#### [Brief]
Could you write out every record below exactly, leaving out any pictures?

#### [Provided data]
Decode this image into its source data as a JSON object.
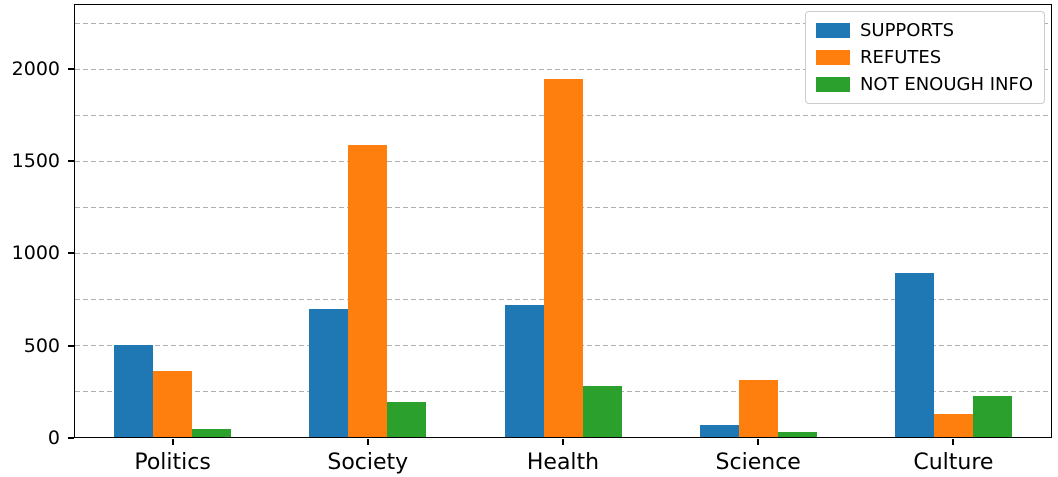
{
  "chart_data": {
    "type": "bar",
    "title": "",
    "xlabel": "",
    "ylabel": "",
    "categories": [
      "Politics",
      "Society",
      "Health",
      "Science",
      "Culture"
    ],
    "series": [
      {
        "name": "SUPPORTS",
        "color": "#1f77b4",
        "values": [
          500,
          695,
          720,
          65,
          890
        ]
      },
      {
        "name": "REFUTES",
        "color": "#ff7f0e",
        "values": [
          360,
          1590,
          1950,
          310,
          125
        ]
      },
      {
        "name": "NOT ENOUGH INFO",
        "color": "#2ca02c",
        "values": [
          45,
          190,
          280,
          30,
          225
        ]
      }
    ],
    "ylim": [
      0,
      2350
    ],
    "yticks": [
      0,
      500,
      1000,
      1500,
      2000
    ],
    "gridline_step": 250,
    "grid": true,
    "grid_style": "dashed",
    "legend_position": "upper right"
  },
  "colors": {
    "supports": "#1f77b4",
    "refutes": "#ff7f0e",
    "not_enough_info": "#2ca02c",
    "gridline": "#b0b0b0",
    "spine": "#000000",
    "background": "#ffffff"
  }
}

#### [Written reply]
Decode this image into its source data as a JSON object.
{
  "chart_data": {
    "type": "bar",
    "title": "",
    "xlabel": "",
    "ylabel": "",
    "categories": [
      "Politics",
      "Society",
      "Health",
      "Science",
      "Culture"
    ],
    "series": [
      {
        "name": "SUPPORTS",
        "color": "#1f77b4",
        "values": [
          500,
          695,
          720,
          65,
          890
        ]
      },
      {
        "name": "REFUTES",
        "color": "#ff7f0e",
        "values": [
          360,
          1590,
          1950,
          310,
          125
        ]
      },
      {
        "name": "NOT ENOUGH INFO",
        "color": "#2ca02c",
        "values": [
          45,
          190,
          280,
          30,
          225
        ]
      }
    ],
    "ylim": [
      0,
      2350
    ],
    "yticks": [
      0,
      500,
      1000,
      1500,
      2000
    ],
    "gridline_step": 250,
    "grid": true,
    "grid_style": "dashed",
    "legend_position": "upper right"
  },
  "colors": {
    "supports": "#1f77b4",
    "refutes": "#ff7f0e",
    "not_enough_info": "#2ca02c",
    "gridline": "#b0b0b0",
    "spine": "#000000",
    "background": "#ffffff"
  }
}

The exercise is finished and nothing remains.